> [RECORDS SHOWN]:
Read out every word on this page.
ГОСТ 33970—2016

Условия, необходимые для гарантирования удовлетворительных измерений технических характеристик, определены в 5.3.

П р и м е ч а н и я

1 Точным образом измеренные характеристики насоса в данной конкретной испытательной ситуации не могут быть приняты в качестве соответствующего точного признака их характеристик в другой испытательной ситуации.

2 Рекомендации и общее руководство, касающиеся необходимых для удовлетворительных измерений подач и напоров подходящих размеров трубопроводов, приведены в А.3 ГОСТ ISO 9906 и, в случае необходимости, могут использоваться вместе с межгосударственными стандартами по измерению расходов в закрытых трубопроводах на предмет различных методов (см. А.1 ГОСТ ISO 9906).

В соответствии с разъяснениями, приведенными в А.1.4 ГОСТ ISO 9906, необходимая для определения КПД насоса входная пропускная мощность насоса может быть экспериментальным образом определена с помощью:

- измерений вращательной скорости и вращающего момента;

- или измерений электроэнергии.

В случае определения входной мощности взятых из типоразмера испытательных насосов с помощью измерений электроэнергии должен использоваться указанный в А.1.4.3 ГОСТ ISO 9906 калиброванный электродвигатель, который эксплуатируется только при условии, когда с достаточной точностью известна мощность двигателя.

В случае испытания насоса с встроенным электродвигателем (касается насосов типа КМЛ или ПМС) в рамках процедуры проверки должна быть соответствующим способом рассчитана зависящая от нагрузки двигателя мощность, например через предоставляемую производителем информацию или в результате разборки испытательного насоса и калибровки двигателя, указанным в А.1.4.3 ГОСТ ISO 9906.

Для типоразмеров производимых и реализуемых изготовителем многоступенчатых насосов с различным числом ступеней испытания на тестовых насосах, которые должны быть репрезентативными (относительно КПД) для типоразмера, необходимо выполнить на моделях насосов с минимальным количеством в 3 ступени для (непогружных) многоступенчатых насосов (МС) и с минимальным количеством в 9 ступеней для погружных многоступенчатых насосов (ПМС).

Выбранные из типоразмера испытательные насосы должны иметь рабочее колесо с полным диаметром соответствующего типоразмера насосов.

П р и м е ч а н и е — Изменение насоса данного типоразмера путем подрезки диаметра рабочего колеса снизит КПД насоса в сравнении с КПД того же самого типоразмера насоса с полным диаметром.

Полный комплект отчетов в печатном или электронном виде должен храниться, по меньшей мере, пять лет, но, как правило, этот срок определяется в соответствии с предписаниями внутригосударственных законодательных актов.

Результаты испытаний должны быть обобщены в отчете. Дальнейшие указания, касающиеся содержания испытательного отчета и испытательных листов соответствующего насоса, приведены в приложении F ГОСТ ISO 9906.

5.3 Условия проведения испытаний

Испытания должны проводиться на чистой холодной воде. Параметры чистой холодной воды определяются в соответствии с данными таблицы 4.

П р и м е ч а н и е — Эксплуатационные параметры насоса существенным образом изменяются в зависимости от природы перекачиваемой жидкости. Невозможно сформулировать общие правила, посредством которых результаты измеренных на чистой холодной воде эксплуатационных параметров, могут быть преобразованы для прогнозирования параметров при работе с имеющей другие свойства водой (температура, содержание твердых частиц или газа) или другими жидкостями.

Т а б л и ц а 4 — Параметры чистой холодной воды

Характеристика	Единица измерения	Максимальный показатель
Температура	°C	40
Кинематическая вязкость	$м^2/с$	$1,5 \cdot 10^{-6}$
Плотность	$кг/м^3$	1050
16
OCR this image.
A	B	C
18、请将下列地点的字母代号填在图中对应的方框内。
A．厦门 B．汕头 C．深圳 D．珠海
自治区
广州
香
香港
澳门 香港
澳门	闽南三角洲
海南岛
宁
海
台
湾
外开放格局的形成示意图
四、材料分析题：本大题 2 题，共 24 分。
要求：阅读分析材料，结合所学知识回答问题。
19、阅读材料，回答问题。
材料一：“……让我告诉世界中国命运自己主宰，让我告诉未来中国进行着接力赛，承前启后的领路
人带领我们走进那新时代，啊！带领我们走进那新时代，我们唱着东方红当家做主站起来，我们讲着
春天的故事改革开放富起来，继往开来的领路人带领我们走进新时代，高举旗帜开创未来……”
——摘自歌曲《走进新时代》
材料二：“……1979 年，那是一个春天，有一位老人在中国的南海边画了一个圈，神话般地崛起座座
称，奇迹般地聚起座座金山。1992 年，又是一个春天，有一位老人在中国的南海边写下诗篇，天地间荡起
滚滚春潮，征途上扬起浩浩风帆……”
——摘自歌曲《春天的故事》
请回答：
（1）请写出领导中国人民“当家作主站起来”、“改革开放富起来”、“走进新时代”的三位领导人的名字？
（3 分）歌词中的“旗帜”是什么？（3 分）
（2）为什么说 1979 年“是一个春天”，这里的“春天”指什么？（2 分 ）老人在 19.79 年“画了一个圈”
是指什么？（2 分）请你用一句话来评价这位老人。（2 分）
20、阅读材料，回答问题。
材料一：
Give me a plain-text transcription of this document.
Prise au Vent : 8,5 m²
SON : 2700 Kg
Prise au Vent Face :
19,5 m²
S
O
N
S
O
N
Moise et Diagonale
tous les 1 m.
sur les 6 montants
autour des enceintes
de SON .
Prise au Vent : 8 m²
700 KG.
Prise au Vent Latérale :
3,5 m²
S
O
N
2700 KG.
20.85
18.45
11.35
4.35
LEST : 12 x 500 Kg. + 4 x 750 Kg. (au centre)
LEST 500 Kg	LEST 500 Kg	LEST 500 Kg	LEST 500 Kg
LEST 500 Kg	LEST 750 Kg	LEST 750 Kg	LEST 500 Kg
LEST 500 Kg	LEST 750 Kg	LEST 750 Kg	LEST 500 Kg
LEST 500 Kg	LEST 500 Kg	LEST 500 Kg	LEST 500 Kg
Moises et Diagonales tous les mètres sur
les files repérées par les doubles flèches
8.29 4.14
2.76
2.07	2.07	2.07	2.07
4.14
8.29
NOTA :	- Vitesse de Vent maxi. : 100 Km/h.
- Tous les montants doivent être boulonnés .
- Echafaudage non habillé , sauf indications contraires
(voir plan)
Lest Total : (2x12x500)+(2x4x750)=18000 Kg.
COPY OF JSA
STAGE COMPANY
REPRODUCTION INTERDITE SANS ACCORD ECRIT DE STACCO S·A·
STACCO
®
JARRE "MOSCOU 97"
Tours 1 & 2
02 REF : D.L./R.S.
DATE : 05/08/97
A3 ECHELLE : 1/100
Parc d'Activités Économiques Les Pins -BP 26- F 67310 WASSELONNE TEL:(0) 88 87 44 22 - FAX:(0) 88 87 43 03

> [WHAT YOU HAVE TO DO]: Using the material above, reproduce exactly the line that contains "Give me a plain-text" and all lines after it through the last one, and only those.

> [TASK OUTPUT]:
Give me a plain-text transcription of this document.
Prise au Vent : 8,5 m²
SON : 2700 Kg
Prise au Vent Face :
19,5 m²
S
O
N
S
O
N
Moise et Diagonale
tous les 1 m.
sur les 6 montants
autour des enceintes
de SON .
Prise au Vent : 8 m²
700 KG.
Prise au Vent Latérale :
3,5 m²
S
O
N
2700 KG.
20.85
18.45
11.35
4.35
LEST : 12 x 500 Kg. + 4 x 750 Kg. (au centre)
LEST 500 Kg	LEST 500 Kg	LEST 500 Kg	LEST 500 Kg
LEST 500 Kg	LEST 750 Kg	LEST 750 Kg	LEST 500 Kg
LEST 500 Kg	LEST 750 Kg	LEST 750 Kg	LEST 500 Kg
LEST 500 Kg	LEST 500 Kg	LEST 500 Kg	LEST 500 Kg
Moises et Diagonales tous les mètres sur
les files repérées par les doubles flèches
8.29 4.14
2.76
2.07	2.07	2.07	2.07
4.14
8.29
NOTA :	- Vitesse de Vent maxi. : 100 Km/h.
- Tous les montants doivent être boulonnés .
- Echafaudage non habillé , sauf indications contraires
(voir plan)
Lest Total : (2x12x500)+(2x4x750)=18000 Kg.
COPY OF JSA
STAGE COMPANY
REPRODUCTION INTERDITE SANS ACCORD ECRIT DE STACCO S·A·
STACCO
®
JARRE "MOSCOU 97"
Tours 1 & 2
02 REF : D.L./R.S.
DATE : 05/08/97
A3 ECHELLE : 1/100
Parc d'Activités Économiques Les Pins -BP 26- F 67310 WASSELONNE TEL:(0) 88 87 44 22 - FAX:(0) 88 87 43 03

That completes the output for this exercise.